Collected data:
--------------------------------

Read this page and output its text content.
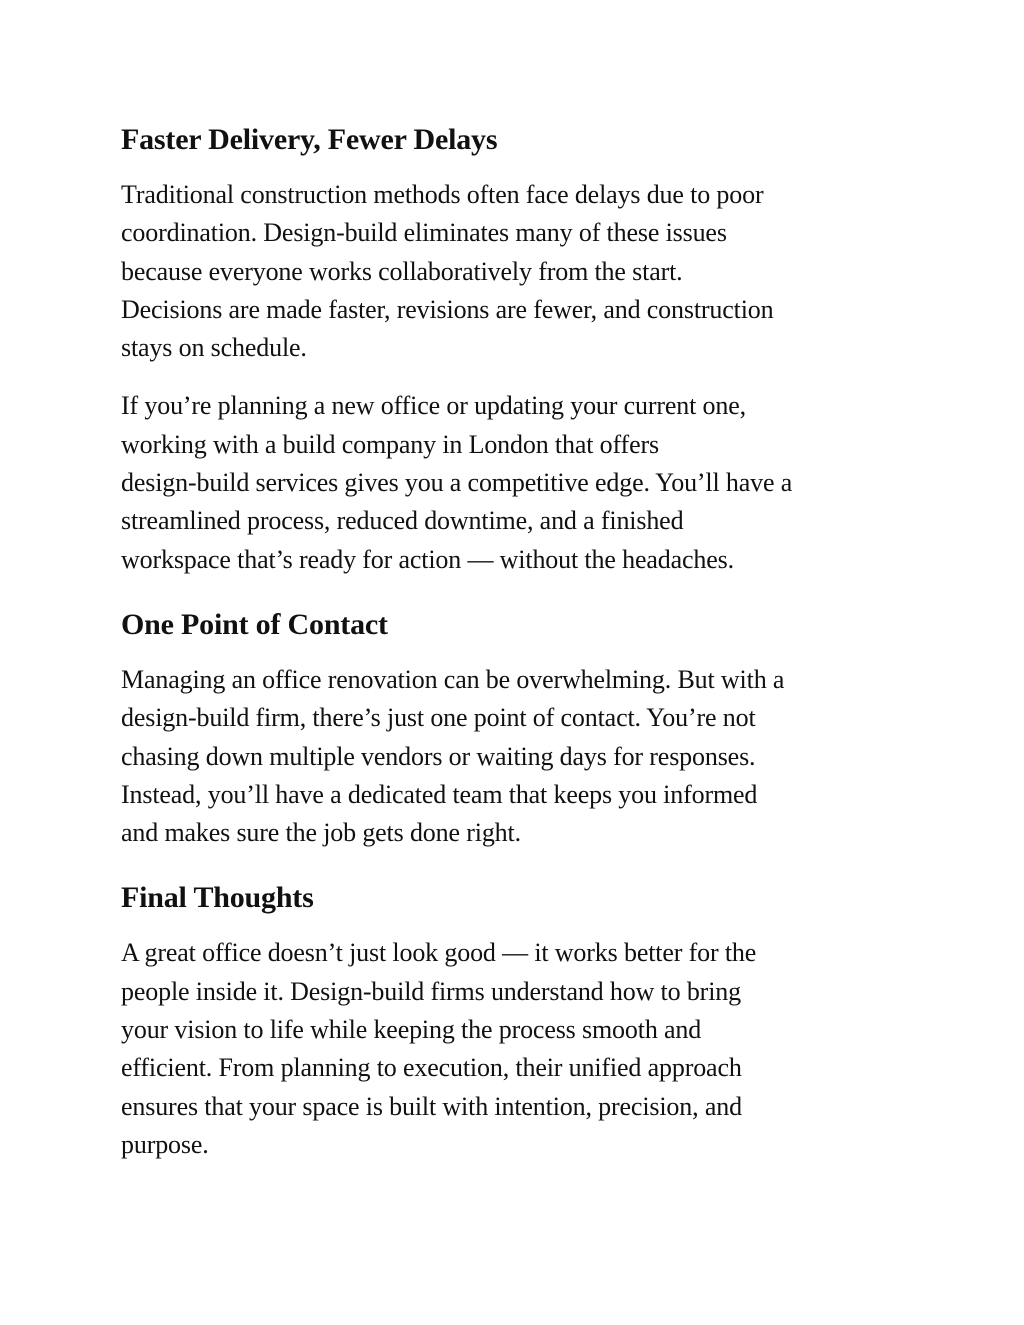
Faster Delivery, Fewer Delays

Traditional construction methods often face delays due to poor
coordination. Design-build eliminates many of these issues
because everyone works collaboratively from the start.
Decisions are made faster, revisions are fewer, and construction
stays on schedule.

If you’re planning a new office or updating your current one,
working with a build company in London that offers
design-build services gives you a competitive edge. You’ll have a
streamlined process, reduced downtime, and a finished
workspace that’s ready for action — without the headaches.

One Point of Contact

Managing an office renovation can be overwhelming. But with a
design-build firm, there’s just one point of contact. You’re not
chasing down multiple vendors or waiting days for responses.
Instead, you’ll have a dedicated team that keeps you informed
and makes sure the job gets done right.

Final Thoughts

A great office doesn’t just look good — it works better for the
people inside it. Design-build firms understand how to bring
your vision to life while keeping the process smooth and
efficient. From planning to execution, their unified approach
ensures that your space is built with intention, precision, and
purpose.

--------------------------------

WORK TO BE COMPLETED: Leave out the pictures and output every record above precisely as given.

THE RESPONSE:
Read this page and output its text content.
Faster Delivery, Fewer Delays

Traditional construction methods often face delays due to poor
coordination. Design-build eliminates many of these issues
because everyone works collaboratively from the start.
Decisions are made faster, revisions are fewer, and construction
stays on schedule.

If you’re planning a new office or updating your current one,
working with a build company in London that offers
design-build services gives you a competitive edge. You’ll have a
streamlined process, reduced downtime, and a finished
workspace that’s ready for action — without the headaches.

One Point of Contact

Managing an office renovation can be overwhelming. But with a
design-build firm, there’s just one point of contact. You’re not
chasing down multiple vendors or waiting days for responses.
Instead, you’ll have a dedicated team that keeps you informed
and makes sure the job gets done right.

Final Thoughts

A great office doesn’t just look good — it works better for the
people inside it. Design-build firms understand how to bring
your vision to life while keeping the process smooth and
efficient. From planning to execution, their unified approach
ensures that your space is built with intention, precision, and
purpose.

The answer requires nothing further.